··· Records supplied

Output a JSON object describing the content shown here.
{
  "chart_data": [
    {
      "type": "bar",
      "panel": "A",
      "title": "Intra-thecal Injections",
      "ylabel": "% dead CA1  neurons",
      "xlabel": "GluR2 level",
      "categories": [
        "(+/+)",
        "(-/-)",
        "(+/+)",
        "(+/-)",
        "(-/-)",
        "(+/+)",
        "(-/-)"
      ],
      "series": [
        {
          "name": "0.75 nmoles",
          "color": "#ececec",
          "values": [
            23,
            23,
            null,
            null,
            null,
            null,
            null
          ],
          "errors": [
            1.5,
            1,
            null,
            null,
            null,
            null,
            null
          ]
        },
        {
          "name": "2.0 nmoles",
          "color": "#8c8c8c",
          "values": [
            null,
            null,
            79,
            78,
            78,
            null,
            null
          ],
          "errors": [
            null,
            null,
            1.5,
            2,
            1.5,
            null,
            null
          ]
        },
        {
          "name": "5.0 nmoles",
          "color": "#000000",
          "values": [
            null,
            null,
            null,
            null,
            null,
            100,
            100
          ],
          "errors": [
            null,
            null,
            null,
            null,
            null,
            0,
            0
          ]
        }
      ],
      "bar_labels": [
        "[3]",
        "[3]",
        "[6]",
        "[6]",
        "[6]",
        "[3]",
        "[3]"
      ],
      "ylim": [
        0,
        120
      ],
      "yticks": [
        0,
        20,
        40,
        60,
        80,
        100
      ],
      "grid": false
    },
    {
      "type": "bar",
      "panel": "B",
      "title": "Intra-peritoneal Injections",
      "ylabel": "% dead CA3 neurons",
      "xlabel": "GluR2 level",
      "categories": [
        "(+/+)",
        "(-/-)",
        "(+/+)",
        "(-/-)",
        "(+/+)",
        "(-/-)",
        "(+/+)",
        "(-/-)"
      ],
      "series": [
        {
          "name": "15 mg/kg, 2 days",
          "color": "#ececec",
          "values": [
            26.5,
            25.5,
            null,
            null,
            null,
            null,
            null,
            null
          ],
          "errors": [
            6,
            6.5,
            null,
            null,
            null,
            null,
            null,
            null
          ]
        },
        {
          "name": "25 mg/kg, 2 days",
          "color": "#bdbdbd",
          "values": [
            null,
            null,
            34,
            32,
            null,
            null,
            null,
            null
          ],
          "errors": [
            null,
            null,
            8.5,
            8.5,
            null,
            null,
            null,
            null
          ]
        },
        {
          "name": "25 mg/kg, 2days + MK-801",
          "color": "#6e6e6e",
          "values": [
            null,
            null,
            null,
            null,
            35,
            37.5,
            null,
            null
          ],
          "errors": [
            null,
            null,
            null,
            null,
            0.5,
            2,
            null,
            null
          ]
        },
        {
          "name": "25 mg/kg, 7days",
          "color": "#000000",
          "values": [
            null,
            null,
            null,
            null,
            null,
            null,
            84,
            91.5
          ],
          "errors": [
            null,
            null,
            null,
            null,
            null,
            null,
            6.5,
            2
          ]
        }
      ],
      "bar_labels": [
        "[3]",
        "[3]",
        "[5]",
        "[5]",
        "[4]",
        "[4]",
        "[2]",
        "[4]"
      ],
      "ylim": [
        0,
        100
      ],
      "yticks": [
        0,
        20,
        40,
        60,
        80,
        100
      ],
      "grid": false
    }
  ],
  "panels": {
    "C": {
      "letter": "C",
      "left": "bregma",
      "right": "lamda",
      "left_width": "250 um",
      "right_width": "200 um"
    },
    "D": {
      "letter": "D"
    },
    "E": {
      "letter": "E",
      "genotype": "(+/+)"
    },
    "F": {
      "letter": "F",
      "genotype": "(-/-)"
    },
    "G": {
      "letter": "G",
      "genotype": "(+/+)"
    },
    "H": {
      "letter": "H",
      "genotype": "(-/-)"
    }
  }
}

······

Exercise task — State the count of lines holding the string "dead" in the listing above, and nothing else.

Reply to the exercise — 2